■ Problem to solve: An exact copy of all the data is required, with pictures left out.

■ Extracted records:
____

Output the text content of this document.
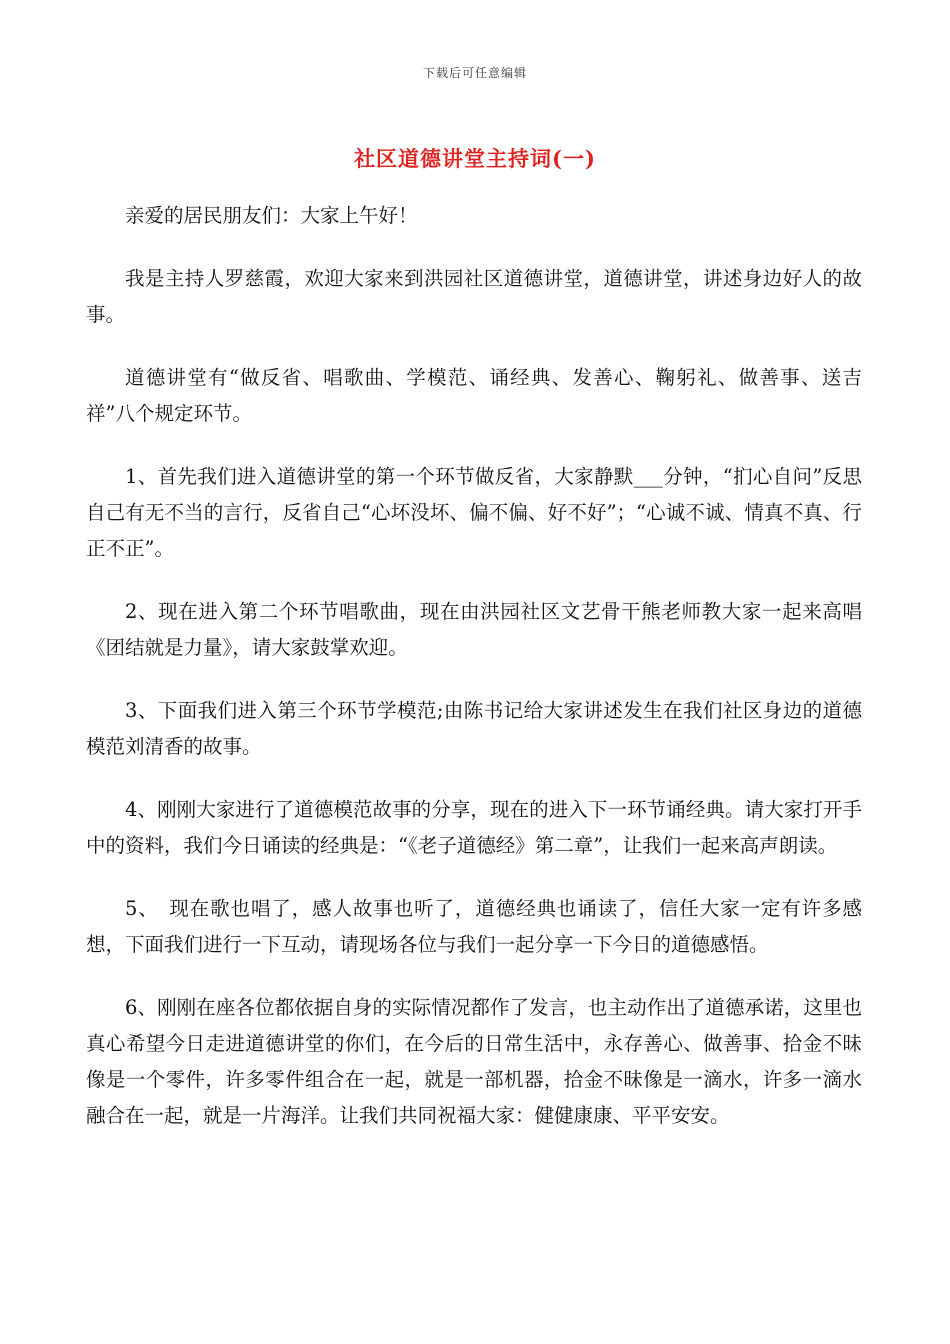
下载后可任意编辑
社区道德讲堂主持词(一)

亲爱的居民朋友们：大家上午好！

我是主持人罗慈霞，欢迎大家来到洪园社区道德讲堂，道德讲堂，讲述身边好人的故事。

道德讲堂有“做反省、唱歌曲、学模范、诵经典、发善心、鞠躬礼、做善事、送吉祥”八个规定环节。

1、首先我们进入道德讲堂的第一个环节做反省，大家静默___分钟，“扪心自问”反思自己有无不当的言行，反省自己“心坏没坏、偏不偏、好不好”；“心诚不诚、情真不真、行正不正”。

2、现在进入第二个环节唱歌曲，现在由洪园社区文艺骨干熊老师教大家一起来高唱《团结就是力量》，请大家鼓掌欢迎。

3、下面我们进入第三个环节学模范;由陈书记给大家讲述发生在我们社区身边的道德模范刘清香的故事。

4、刚刚大家进行了道德模范故事的分享，现在的进入下一环节诵经典。请大家打开手中的资料，我们今日诵读的经典是：“《老子道德经》第二章”，让我们一起来高声朗读。

5、　现在歌也唱了，感人故事也听了，道德经典也诵读了，信任大家一定有许多感想，下面我们进行一下互动，请现场各位与我们一起分享一下今日的道德感悟。

6、刚刚在座各位都依据自身的实际情况都作了发言，也主动作出了道德承诺，这里也真心希望今日走进道德讲堂的你们，在今后的日常生活中，永存善心、做善事、拾金不昧像是一个零件，许多零件组合在一起，就是一部机器，拾金不昧像是一滴水，许多一滴水融合在一起，就是一片海洋。让我们共同祝福大家：健健康康、平平安安。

____

■ Solution to this task:
Output the text content of this document.
下载后可任意编辑
社区道德讲堂主持词(一)

亲爱的居民朋友们：大家上午好！

我是主持人罗慈霞，欢迎大家来到洪园社区道德讲堂，道德讲堂，讲述身边好人的故事。

道德讲堂有“做反省、唱歌曲、学模范、诵经典、发善心、鞠躬礼、做善事、送吉祥”八个规定环节。

1、首先我们进入道德讲堂的第一个环节做反省，大家静默___分钟，“扪心自问”反思自己有无不当的言行，反省自己“心坏没坏、偏不偏、好不好”；“心诚不诚、情真不真、行正不正”。

2、现在进入第二个环节唱歌曲，现在由洪园社区文艺骨干熊老师教大家一起来高唱《团结就是力量》，请大家鼓掌欢迎。

3、下面我们进入第三个环节学模范;由陈书记给大家讲述发生在我们社区身边的道德模范刘清香的故事。

4、刚刚大家进行了道德模范故事的分享，现在的进入下一环节诵经典。请大家打开手中的资料，我们今日诵读的经典是：“《老子道德经》第二章”，让我们一起来高声朗读。

5、　现在歌也唱了，感人故事也听了，道德经典也诵读了，信任大家一定有许多感想，下面我们进行一下互动，请现场各位与我们一起分享一下今日的道德感悟。

6、刚刚在座各位都依据自身的实际情况都作了发言，也主动作出了道德承诺，这里也真心希望今日走进道德讲堂的你们，在今后的日常生活中，永存善心、做善事、拾金不昧像是一个零件，许多零件组合在一起，就是一部机器，拾金不昧像是一滴水，许多一滴水融合在一起，就是一片海洋。让我们共同祝福大家：健健康康、平平安安。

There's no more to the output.